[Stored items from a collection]
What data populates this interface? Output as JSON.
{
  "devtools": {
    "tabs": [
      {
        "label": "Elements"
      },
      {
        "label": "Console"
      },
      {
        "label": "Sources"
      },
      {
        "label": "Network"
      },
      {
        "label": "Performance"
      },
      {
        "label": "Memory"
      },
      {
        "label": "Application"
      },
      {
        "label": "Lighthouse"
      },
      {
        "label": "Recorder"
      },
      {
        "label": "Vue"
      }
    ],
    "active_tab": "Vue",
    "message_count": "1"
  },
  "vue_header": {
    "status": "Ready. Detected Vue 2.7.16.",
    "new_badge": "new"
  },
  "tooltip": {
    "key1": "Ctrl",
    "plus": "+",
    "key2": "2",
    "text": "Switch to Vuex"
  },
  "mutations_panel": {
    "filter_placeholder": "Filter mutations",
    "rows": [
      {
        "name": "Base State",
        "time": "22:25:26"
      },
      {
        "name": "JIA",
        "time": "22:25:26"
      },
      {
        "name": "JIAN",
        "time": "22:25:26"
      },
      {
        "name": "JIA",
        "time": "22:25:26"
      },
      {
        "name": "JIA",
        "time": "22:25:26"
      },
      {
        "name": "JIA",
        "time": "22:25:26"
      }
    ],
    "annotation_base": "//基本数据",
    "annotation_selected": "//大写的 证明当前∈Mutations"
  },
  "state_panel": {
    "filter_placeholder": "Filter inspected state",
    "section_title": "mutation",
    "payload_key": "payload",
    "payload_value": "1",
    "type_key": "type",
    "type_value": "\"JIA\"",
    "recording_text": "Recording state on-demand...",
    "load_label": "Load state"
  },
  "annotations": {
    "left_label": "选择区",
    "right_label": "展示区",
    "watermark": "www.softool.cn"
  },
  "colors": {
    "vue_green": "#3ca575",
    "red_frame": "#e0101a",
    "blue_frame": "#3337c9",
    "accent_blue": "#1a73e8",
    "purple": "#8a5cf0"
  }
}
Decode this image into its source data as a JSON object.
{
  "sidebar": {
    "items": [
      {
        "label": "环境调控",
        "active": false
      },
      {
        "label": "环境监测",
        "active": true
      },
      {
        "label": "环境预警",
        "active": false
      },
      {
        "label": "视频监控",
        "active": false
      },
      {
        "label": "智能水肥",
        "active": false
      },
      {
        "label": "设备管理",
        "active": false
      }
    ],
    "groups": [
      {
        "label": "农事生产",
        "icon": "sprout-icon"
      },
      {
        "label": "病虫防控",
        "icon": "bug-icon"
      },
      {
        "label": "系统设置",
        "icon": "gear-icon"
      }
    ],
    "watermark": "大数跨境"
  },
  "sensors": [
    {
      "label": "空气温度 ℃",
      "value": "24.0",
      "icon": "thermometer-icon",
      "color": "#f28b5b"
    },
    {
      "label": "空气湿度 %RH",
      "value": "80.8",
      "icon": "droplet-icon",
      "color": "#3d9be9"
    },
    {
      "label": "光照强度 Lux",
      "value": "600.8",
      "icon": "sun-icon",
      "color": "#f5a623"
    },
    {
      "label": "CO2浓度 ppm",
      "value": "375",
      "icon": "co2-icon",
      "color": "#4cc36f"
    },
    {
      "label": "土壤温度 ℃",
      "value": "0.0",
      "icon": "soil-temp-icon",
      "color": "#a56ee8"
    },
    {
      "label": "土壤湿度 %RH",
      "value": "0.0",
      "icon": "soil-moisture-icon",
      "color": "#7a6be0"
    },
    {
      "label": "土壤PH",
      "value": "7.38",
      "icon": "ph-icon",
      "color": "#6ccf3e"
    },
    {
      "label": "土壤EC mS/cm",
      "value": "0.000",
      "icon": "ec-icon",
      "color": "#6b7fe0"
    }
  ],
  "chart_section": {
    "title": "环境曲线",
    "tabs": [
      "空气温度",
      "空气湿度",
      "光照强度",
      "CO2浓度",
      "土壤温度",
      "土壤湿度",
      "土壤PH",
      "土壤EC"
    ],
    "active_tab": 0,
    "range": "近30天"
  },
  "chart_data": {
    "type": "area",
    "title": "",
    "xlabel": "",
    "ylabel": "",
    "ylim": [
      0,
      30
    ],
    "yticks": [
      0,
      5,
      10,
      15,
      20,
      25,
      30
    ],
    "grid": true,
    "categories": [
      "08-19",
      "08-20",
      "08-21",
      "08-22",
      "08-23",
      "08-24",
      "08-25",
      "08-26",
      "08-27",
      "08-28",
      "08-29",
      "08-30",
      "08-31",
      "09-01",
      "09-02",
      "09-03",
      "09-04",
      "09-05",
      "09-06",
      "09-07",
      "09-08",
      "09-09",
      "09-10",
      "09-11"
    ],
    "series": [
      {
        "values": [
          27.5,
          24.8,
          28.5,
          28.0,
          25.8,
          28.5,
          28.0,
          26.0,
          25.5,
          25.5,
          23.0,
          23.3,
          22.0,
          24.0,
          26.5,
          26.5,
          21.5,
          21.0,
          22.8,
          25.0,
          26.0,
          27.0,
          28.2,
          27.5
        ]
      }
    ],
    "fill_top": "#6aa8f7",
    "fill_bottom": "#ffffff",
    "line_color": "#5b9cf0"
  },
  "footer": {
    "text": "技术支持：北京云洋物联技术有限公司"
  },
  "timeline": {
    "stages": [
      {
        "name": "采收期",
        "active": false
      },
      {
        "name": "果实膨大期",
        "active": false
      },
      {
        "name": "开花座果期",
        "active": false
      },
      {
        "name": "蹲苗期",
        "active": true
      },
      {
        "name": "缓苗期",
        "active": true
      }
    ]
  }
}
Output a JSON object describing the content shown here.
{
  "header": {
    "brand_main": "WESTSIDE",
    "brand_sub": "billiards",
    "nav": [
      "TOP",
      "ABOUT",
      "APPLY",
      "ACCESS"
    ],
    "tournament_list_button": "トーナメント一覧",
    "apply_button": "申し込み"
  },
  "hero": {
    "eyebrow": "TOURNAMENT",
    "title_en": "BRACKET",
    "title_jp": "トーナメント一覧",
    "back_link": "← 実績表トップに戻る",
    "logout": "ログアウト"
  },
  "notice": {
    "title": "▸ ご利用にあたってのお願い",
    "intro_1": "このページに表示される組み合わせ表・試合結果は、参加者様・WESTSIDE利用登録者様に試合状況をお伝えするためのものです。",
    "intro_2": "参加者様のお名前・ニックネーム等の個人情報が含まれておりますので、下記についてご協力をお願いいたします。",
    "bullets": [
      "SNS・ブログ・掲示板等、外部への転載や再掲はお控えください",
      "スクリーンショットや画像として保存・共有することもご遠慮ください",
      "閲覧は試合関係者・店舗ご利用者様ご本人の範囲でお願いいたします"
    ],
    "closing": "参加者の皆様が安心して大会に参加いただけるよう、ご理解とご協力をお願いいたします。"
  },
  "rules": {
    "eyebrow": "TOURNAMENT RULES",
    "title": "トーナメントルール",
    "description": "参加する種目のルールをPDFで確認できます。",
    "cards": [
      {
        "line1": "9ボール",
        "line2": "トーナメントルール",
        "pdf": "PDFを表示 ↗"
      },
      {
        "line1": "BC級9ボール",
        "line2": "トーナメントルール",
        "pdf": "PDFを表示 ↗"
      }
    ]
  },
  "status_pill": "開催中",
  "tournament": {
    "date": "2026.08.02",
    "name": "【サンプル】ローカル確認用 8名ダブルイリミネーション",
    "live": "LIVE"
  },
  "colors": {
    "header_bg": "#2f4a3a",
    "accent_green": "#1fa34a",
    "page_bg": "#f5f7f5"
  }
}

▶ _Written problem_
Pull every line containing "this" from the data.

▶ _Exercise answer_
What data populates this interface? Output as JSON.
Decode this image into its source data as a JSON object.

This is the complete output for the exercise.